## [THE TASK]
Print all the entries verbatim.

## [RECORDED DATA]
____________________

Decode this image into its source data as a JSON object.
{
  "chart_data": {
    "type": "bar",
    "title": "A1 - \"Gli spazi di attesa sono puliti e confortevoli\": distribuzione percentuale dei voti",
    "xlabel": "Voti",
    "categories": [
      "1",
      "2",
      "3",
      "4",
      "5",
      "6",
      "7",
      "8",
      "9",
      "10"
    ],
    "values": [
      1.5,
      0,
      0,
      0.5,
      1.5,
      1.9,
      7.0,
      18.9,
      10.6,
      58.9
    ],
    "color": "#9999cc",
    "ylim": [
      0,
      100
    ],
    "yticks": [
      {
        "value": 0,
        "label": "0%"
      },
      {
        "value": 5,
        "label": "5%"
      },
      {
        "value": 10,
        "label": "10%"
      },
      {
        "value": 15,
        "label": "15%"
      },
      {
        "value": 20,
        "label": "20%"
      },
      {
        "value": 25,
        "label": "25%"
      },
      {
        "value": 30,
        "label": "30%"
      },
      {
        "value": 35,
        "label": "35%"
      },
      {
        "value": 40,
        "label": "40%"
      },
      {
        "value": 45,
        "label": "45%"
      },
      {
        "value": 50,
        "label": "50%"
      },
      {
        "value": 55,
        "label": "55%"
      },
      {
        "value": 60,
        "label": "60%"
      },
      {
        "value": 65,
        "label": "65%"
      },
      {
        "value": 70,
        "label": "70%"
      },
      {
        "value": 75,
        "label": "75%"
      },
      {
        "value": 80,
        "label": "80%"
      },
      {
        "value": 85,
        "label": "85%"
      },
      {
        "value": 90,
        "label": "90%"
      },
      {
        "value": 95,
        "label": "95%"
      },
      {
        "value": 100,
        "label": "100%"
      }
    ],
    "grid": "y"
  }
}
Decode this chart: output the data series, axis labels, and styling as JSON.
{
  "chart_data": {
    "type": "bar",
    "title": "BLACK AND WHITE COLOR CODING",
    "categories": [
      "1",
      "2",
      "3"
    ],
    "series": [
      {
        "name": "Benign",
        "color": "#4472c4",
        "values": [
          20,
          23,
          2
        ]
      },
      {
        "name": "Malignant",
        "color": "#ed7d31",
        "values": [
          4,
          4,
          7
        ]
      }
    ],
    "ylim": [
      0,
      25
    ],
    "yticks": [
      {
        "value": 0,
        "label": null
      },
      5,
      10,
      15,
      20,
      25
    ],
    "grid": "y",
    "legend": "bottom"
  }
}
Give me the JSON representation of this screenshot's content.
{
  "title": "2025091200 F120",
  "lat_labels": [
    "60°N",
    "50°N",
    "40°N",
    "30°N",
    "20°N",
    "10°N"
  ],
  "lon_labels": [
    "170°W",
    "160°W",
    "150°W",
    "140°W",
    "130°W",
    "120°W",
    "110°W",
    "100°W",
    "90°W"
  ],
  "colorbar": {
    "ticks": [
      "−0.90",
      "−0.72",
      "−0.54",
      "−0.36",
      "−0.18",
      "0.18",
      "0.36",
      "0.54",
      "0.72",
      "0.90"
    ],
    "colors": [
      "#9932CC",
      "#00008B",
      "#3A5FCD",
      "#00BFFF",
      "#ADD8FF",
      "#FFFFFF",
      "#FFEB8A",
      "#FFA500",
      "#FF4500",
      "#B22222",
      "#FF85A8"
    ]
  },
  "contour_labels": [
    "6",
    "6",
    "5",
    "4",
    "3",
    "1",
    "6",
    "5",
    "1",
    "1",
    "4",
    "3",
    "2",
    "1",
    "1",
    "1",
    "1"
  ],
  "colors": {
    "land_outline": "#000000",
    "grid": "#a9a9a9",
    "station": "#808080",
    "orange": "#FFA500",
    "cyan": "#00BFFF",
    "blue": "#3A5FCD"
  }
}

____________________

## [EXERCISE ANSWER]
Decode this image into its source data as a JSON object.
{
  "chart_data": {
    "type": "bar",
    "title": "A1 - \"Gli spazi di attesa sono puliti e confortevoli\": distribuzione percentuale dei voti",
    "xlabel": "Voti",
    "categories": [
      "1",
      "2",
      "3",
      "4",
      "5",
      "6",
      "7",
      "8",
      "9",
      "10"
    ],
    "values": [
      1.5,
      0,
      0,
      0.5,
      1.5,
      1.9,
      7.0,
      18.9,
      10.6,
      58.9
    ],
    "color": "#9999cc",
    "ylim": [
      0,
      100
    ],
    "yticks": [
      {
        "value": 0,
        "label": "0%"
      },
      {
        "value": 5,
        "label": "5%"
      },
      {
        "value": 10,
        "label": "10%"
      },
      {
        "value": 15,
        "label": "15%"
      },
      {
        "value": 20,
        "label": "20%"
      },
      {
        "value": 25,
        "label": "25%"
      },
      {
        "value": 30,
        "label": "30%"
      },
      {
        "value": 35,
        "label": "35%"
      },
      {
        "value": 40,
        "label": "40%"
      },
      {
        "value": 45,
        "label": "45%"
      },
      {
        "value": 50,
        "label": "50%"
      },
      {
        "value": 55,
        "label": "55%"
      },
      {
        "value": 60,
        "label": "60%"
      },
      {
        "value": 65,
        "label": "65%"
      },
      {
        "value": 70,
        "label": "70%"
      },
      {
        "value": 75,
        "label": "75%"
      },
      {
        "value": 80,
        "label": "80%"
      },
      {
        "value": 85,
        "label": "85%"
      },
      {
        "value": 90,
        "label": "90%"
      },
      {
        "value": 95,
        "label": "95%"
      },
      {
        "value": 100,
        "label": "100%"
      }
    ],
    "grid": "y"
  }
}
Decode this chart: output the data series, axis labels, and styling as JSON.
{
  "chart_data": {
    "type": "bar",
    "title": "BLACK AND WHITE COLOR CODING",
    "categories": [
      "1",
      "2",
      "3"
    ],
    "series": [
      {
        "name": "Benign",
        "color": "#4472c4",
        "values": [
          20,
          23,
          2
        ]
      },
      {
        "name": "Malignant",
        "color": "#ed7d31",
        "values": [
          4,
          4,
          7
        ]
      }
    ],
    "ylim": [
      0,
      25
    ],
    "yticks": [
      {
        "value": 0,
        "label": null
      },
      5,
      10,
      15,
      20,
      25
    ],
    "grid": "y",
    "legend": "bottom"
  }
}
Give me the JSON representation of this screenshot's content.
{
  "title": "2025091200 F120",
  "lat_labels": [
    "60°N",
    "50°N",
    "40°N",
    "30°N",
    "20°N",
    "10°N"
  ],
  "lon_labels": [
    "170°W",
    "160°W",
    "150°W",
    "140°W",
    "130°W",
    "120°W",
    "110°W",
    "100°W",
    "90°W"
  ],
  "colorbar": {
    "ticks": [
      "−0.90",
      "−0.72",
      "−0.54",
      "−0.36",
      "−0.18",
      "0.18",
      "0.36",
      "0.54",
      "0.72",
      "0.90"
    ],
    "colors": [
      "#9932CC",
      "#00008B",
      "#3A5FCD",
      "#00BFFF",
      "#ADD8FF",
      "#FFFFFF",
      "#FFEB8A",
      "#FFA500",
      "#FF4500",
      "#B22222",
      "#FF85A8"
    ]
  },
  "contour_labels": [
    "6",
    "6",
    "5",
    "4",
    "3",
    "1",
    "6",
    "5",
    "1",
    "1",
    "4",
    "3",
    "2",
    "1",
    "1",
    "1",
    "1"
  ],
  "colors": {
    "land_outline": "#000000",
    "grid": "#a9a9a9",
    "station": "#808080",
    "orange": "#FFA500",
    "cyan": "#00BFFF",
    "blue": "#3A5FCD"
  }
}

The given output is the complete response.